-- Begin --
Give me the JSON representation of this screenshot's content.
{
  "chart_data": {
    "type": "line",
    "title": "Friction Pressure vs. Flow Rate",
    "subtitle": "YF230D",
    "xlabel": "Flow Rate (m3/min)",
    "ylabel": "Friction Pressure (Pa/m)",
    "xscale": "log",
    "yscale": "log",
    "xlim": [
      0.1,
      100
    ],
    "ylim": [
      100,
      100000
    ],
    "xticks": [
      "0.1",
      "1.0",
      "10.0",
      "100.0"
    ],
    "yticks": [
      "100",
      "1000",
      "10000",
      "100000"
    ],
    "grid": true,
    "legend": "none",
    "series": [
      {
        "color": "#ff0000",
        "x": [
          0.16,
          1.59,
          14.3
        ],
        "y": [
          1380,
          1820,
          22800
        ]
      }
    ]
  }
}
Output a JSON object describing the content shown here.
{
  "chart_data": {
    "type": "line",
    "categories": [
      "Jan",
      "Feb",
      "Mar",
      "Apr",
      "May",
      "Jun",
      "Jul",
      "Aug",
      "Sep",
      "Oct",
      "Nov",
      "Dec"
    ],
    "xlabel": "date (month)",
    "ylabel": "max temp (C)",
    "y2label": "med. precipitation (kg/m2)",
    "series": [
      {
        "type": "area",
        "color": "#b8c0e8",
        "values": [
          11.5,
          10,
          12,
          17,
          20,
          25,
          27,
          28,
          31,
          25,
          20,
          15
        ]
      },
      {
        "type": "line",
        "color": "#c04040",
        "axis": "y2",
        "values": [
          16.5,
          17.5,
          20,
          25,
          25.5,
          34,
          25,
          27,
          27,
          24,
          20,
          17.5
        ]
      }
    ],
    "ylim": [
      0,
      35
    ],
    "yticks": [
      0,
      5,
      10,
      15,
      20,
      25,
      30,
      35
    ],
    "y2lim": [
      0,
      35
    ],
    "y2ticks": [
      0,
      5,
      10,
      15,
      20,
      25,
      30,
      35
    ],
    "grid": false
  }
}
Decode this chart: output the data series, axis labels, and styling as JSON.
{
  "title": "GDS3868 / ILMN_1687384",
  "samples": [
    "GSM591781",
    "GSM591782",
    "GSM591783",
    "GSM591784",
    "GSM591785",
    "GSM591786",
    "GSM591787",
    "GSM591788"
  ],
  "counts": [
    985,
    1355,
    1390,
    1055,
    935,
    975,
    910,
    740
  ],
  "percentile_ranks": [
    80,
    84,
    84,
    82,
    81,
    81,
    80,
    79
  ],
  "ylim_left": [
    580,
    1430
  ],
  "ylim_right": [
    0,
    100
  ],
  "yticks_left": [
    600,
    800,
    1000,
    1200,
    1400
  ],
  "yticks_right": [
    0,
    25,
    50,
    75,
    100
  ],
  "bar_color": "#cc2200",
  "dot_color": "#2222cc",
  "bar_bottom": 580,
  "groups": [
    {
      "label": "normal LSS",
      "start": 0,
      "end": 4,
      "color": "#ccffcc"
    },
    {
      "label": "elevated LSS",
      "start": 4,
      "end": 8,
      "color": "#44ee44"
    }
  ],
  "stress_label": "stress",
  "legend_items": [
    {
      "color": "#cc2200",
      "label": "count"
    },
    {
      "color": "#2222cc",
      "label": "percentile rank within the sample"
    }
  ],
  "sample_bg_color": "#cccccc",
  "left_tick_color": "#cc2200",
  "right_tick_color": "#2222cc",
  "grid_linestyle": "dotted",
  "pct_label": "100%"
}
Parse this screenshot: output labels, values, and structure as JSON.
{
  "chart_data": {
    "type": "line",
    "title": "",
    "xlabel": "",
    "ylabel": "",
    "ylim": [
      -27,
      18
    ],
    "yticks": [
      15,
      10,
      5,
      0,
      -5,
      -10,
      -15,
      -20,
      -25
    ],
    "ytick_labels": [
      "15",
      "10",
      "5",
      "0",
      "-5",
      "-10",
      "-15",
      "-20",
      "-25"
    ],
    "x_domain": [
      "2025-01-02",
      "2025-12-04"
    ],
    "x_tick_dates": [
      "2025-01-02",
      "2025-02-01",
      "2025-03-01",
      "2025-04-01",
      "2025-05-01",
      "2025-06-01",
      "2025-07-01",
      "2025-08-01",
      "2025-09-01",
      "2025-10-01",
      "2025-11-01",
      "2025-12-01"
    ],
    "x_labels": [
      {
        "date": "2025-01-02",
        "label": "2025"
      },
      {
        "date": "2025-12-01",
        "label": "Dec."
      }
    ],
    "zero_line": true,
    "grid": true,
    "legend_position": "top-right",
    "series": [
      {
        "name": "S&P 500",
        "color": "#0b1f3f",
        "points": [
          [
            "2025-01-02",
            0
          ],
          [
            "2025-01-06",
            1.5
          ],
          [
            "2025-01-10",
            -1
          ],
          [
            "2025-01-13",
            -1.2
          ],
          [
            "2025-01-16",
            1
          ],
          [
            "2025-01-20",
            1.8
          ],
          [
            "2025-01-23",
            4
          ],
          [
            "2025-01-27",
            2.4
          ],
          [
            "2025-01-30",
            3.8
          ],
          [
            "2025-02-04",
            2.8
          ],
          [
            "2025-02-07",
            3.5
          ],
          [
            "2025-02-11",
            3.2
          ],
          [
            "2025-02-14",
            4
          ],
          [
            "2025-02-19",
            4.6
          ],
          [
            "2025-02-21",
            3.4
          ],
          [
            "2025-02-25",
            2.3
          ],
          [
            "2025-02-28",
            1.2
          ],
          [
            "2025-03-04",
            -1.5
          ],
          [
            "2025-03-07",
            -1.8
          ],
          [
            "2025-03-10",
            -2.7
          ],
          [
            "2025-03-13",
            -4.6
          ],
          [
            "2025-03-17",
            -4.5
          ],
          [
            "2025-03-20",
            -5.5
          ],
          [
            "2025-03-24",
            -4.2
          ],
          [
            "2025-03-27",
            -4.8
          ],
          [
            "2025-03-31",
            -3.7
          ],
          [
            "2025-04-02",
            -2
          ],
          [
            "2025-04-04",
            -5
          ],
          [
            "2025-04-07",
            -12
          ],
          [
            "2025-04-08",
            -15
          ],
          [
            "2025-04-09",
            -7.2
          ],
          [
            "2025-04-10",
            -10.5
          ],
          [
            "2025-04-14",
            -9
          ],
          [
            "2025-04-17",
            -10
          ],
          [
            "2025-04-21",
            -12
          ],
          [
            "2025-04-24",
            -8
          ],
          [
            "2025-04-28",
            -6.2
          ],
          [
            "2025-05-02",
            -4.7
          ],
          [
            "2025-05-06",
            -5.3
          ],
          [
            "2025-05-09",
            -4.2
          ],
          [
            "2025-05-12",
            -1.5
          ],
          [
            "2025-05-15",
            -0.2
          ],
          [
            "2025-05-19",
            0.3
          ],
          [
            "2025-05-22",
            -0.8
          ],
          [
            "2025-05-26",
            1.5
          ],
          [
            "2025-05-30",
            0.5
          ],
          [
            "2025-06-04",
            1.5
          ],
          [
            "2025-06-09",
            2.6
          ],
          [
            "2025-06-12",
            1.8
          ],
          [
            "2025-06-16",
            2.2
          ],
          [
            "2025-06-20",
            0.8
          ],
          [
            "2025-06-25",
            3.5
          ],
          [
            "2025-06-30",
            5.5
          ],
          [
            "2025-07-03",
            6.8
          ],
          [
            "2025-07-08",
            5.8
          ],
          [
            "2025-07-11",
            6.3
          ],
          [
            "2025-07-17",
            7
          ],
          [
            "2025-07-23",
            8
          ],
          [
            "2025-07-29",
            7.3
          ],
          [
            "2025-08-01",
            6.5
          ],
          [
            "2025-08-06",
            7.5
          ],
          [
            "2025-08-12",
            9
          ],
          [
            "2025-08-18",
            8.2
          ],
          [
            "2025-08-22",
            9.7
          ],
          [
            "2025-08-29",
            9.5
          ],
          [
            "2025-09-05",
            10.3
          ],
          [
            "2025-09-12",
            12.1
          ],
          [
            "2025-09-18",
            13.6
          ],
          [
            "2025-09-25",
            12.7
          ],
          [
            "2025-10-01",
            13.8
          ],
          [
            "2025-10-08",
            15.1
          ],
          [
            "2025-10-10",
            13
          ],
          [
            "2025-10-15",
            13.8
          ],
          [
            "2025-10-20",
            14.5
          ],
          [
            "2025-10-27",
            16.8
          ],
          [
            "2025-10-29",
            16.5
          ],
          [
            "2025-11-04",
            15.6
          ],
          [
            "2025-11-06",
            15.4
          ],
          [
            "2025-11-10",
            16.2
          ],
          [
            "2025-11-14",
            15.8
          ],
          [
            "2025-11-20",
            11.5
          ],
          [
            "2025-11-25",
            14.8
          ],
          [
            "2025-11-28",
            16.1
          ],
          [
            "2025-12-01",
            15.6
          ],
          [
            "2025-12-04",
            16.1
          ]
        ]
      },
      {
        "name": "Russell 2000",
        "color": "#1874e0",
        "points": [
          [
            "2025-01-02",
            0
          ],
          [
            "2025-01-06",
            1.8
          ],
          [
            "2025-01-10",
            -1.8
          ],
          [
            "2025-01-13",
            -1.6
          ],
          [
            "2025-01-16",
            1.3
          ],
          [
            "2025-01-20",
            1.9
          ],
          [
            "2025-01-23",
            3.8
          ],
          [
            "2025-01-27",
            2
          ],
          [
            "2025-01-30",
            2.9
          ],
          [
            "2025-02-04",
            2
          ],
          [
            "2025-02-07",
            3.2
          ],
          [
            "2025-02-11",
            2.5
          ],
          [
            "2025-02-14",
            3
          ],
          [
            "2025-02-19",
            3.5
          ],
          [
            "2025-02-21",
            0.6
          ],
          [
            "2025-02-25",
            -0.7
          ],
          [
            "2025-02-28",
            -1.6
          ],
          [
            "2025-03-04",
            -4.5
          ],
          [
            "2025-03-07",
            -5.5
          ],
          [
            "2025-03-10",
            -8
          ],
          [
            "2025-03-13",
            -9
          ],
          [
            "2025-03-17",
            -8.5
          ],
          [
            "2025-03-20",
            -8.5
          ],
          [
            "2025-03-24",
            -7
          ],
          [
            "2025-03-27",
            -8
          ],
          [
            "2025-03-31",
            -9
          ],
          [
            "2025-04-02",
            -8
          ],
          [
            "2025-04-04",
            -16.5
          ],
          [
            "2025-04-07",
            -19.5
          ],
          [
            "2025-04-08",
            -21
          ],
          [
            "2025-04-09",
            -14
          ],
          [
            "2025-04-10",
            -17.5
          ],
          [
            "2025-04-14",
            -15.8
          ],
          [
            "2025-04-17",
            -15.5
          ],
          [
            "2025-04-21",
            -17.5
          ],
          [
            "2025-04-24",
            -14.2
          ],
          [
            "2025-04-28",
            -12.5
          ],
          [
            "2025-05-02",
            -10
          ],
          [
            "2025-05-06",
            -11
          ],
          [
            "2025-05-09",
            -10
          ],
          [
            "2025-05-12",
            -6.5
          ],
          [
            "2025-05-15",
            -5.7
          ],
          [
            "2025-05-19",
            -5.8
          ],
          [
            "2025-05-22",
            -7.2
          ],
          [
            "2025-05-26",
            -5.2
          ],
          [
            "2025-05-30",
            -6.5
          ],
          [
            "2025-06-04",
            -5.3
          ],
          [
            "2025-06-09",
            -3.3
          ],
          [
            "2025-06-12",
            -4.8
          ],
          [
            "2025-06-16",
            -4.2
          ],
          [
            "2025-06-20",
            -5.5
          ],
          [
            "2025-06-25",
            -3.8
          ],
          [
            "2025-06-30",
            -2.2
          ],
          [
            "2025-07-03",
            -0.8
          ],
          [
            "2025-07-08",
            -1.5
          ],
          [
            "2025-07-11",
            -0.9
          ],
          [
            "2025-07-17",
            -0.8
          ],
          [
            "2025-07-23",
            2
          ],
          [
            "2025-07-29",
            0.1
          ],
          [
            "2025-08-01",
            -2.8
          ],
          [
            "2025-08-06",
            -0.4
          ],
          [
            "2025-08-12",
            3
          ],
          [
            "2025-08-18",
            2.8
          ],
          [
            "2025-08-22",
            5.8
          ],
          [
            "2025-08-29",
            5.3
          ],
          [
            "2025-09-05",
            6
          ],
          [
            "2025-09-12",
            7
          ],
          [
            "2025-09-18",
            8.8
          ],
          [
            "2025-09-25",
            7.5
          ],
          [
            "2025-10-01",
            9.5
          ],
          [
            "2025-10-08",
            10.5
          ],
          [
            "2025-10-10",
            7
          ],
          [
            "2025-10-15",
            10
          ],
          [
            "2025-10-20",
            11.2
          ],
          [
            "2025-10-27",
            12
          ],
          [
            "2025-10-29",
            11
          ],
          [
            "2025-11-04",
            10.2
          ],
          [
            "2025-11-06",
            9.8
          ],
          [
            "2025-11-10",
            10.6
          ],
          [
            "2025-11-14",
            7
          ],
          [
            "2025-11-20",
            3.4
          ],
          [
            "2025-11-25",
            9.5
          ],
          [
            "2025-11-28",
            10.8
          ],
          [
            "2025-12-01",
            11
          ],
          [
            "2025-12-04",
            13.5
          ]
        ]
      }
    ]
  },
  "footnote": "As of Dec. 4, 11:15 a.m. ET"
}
-- End --
> PROBLEM TO SOLVE
Identify the lines that contain the string "Friction", and copy every one of them.

> ANSWER
    "title": "Friction Pressure vs. Flow Rate",
    "ylabel": "Friction Pressure (Pa/m)",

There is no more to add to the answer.